Entries with figure data:
┏━━

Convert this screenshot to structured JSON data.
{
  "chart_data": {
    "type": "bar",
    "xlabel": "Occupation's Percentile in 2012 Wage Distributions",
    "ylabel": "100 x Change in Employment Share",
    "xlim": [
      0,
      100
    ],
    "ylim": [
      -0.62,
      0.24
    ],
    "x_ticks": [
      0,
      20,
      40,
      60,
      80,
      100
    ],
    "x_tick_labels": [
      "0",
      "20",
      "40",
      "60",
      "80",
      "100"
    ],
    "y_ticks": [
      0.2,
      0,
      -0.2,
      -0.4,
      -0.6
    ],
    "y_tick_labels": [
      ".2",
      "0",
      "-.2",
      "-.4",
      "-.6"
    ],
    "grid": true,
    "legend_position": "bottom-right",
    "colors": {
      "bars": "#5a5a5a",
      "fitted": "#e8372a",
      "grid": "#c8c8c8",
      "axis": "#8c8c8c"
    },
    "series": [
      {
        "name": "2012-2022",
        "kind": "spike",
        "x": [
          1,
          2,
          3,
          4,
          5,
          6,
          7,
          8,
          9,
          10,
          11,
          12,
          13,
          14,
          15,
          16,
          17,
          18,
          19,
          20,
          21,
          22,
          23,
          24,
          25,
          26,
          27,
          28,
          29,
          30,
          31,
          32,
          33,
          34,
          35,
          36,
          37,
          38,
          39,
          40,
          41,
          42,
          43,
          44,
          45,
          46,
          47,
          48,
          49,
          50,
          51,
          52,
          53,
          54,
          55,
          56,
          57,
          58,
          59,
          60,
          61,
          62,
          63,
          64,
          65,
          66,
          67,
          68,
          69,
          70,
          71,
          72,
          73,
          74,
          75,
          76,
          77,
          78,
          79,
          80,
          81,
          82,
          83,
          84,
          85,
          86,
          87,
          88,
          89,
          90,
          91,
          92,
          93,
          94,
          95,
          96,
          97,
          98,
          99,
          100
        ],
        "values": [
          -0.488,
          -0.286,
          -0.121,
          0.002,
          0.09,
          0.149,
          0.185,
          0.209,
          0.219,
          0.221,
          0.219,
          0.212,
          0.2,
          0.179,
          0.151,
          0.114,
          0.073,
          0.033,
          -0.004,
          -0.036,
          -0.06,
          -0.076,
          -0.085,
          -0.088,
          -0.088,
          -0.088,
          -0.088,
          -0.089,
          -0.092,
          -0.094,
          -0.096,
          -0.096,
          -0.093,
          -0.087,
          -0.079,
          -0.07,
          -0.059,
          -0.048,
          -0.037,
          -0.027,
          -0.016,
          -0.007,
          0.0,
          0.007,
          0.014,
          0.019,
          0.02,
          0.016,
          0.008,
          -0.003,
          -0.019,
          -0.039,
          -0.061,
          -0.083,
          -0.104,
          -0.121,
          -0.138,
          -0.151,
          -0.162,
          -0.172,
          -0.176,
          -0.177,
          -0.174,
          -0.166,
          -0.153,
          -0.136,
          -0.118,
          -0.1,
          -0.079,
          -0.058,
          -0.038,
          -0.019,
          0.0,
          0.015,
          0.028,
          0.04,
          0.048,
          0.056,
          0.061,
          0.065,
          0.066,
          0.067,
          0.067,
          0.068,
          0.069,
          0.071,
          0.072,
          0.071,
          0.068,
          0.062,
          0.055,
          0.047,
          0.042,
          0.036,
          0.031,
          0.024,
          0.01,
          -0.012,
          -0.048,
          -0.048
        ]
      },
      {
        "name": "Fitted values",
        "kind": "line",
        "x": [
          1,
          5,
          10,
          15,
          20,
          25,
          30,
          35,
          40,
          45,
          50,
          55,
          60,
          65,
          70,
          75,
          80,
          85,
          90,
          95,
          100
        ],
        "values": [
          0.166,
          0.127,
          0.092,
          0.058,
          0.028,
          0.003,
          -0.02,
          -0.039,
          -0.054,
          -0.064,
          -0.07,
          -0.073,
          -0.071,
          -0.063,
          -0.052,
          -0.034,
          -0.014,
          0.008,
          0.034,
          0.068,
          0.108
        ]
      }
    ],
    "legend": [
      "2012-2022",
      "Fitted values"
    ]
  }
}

┗━━

◆ Exercise goal:
Restate each record word for word.

◆ Exercise solution:
Convert this screenshot to structured JSON data.
{
  "chart_data": {
    "type": "bar",
    "xlabel": "Occupation's Percentile in 2012 Wage Distributions",
    "ylabel": "100 x Change in Employment Share",
    "xlim": [
      0,
      100
    ],
    "ylim": [
      -0.62,
      0.24
    ],
    "x_ticks": [
      0,
      20,
      40,
      60,
      80,
      100
    ],
    "x_tick_labels": [
      "0",
      "20",
      "40",
      "60",
      "80",
      "100"
    ],
    "y_ticks": [
      0.2,
      0,
      -0.2,
      -0.4,
      -0.6
    ],
    "y_tick_labels": [
      ".2",
      "0",
      "-.2",
      "-.4",
      "-.6"
    ],
    "grid": true,
    "legend_position": "bottom-right",
    "colors": {
      "bars": "#5a5a5a",
      "fitted": "#e8372a",
      "grid": "#c8c8c8",
      "axis": "#8c8c8c"
    },
    "series": [
      {
        "name": "2012-2022",
        "kind": "spike",
        "x": [
          1,
          2,
          3,
          4,
          5,
          6,
          7,
          8,
          9,
          10,
          11,
          12,
          13,
          14,
          15,
          16,
          17,
          18,
          19,
          20,
          21,
          22,
          23,
          24,
          25,
          26,
          27,
          28,
          29,
          30,
          31,
          32,
          33,
          34,
          35,
          36,
          37,
          38,
          39,
          40,
          41,
          42,
          43,
          44,
          45,
          46,
          47,
          48,
          49,
          50,
          51,
          52,
          53,
          54,
          55,
          56,
          57,
          58,
          59,
          60,
          61,
          62,
          63,
          64,
          65,
          66,
          67,
          68,
          69,
          70,
          71,
          72,
          73,
          74,
          75,
          76,
          77,
          78,
          79,
          80,
          81,
          82,
          83,
          84,
          85,
          86,
          87,
          88,
          89,
          90,
          91,
          92,
          93,
          94,
          95,
          96,
          97,
          98,
          99,
          100
        ],
        "values": [
          -0.488,
          -0.286,
          -0.121,
          0.002,
          0.09,
          0.149,
          0.185,
          0.209,
          0.219,
          0.221,
          0.219,
          0.212,
          0.2,
          0.179,
          0.151,
          0.114,
          0.073,
          0.033,
          -0.004,
          -0.036,
          -0.06,
          -0.076,
          -0.085,
          -0.088,
          -0.088,
          -0.088,
          -0.088,
          -0.089,
          -0.092,
          -0.094,
          -0.096,
          -0.096,
          -0.093,
          -0.087,
          -0.079,
          -0.07,
          -0.059,
          -0.048,
          -0.037,
          -0.027,
          -0.016,
          -0.007,
          0.0,
          0.007,
          0.014,
          0.019,
          0.02,
          0.016,
          0.008,
          -0.003,
          -0.019,
          -0.039,
          -0.061,
          -0.083,
          -0.104,
          -0.121,
          -0.138,
          -0.151,
          -0.162,
          -0.172,
          -0.176,
          -0.177,
          -0.174,
          -0.166,
          -0.153,
          -0.136,
          -0.118,
          -0.1,
          -0.079,
          -0.058,
          -0.038,
          -0.019,
          0.0,
          0.015,
          0.028,
          0.04,
          0.048,
          0.056,
          0.061,
          0.065,
          0.066,
          0.067,
          0.067,
          0.068,
          0.069,
          0.071,
          0.072,
          0.071,
          0.068,
          0.062,
          0.055,
          0.047,
          0.042,
          0.036,
          0.031,
          0.024,
          0.01,
          -0.012,
          -0.048,
          -0.048
        ]
      },
      {
        "name": "Fitted values",
        "kind": "line",
        "x": [
          1,
          5,
          10,
          15,
          20,
          25,
          30,
          35,
          40,
          45,
          50,
          55,
          60,
          65,
          70,
          75,
          80,
          85,
          90,
          95,
          100
        ],
        "values": [
          0.166,
          0.127,
          0.092,
          0.058,
          0.028,
          0.003,
          -0.02,
          -0.039,
          -0.054,
          -0.064,
          -0.07,
          -0.073,
          -0.071,
          -0.063,
          -0.052,
          -0.034,
          -0.014,
          0.008,
          0.034,
          0.068,
          0.108
        ]
      }
    ],
    "legend": [
      "2012-2022",
      "Fitted values"
    ]
  }
}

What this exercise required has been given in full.